Exercise prompt
Collect each line containing "which".

####

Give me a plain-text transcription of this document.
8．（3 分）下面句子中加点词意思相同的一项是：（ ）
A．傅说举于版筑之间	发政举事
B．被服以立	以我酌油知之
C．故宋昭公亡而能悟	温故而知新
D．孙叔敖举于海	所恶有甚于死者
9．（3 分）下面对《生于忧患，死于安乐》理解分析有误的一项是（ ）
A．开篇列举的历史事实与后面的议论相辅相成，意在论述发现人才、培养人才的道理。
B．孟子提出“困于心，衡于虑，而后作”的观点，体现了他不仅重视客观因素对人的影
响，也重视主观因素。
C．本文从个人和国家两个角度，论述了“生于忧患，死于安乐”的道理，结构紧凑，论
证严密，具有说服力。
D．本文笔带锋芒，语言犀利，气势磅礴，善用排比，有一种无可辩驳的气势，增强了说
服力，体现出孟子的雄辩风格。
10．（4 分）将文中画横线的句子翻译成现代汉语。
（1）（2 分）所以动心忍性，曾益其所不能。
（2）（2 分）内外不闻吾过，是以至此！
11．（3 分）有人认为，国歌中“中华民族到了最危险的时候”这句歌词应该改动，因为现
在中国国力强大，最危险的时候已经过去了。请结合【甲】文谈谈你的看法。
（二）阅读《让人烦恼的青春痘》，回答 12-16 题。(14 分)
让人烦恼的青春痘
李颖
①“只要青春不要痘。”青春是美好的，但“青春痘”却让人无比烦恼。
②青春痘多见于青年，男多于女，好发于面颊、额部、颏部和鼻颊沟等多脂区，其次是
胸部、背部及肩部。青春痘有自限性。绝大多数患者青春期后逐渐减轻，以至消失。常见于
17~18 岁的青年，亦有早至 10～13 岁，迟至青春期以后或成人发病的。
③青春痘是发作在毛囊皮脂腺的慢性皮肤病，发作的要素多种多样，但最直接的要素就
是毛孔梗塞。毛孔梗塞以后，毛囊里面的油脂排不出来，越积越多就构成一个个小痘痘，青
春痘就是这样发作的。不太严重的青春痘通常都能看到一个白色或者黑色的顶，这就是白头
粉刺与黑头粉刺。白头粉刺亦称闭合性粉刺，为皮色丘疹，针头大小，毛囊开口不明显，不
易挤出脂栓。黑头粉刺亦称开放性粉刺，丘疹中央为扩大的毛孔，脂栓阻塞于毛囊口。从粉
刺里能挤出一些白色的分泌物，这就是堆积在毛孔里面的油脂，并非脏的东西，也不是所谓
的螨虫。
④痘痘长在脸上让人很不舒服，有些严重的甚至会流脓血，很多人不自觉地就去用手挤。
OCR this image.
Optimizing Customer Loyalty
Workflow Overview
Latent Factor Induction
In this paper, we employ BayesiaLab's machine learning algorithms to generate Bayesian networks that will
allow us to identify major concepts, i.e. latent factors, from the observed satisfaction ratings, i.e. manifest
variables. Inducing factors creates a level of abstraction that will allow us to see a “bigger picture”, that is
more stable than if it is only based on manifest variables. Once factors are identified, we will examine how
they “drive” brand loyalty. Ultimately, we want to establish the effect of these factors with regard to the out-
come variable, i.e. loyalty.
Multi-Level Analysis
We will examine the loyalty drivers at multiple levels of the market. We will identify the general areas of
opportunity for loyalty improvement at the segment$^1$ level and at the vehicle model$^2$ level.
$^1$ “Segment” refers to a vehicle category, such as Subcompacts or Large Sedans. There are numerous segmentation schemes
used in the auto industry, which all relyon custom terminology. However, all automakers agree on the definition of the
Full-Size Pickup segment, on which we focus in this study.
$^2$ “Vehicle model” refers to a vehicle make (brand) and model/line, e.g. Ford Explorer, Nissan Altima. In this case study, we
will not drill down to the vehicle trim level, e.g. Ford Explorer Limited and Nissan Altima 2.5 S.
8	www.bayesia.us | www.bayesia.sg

####

Exercise response
used in the auto industry, which all relyon custom terminology. However, all automakers agree on the definition of the
Full-Size Pickup segment, on which we focus in this study.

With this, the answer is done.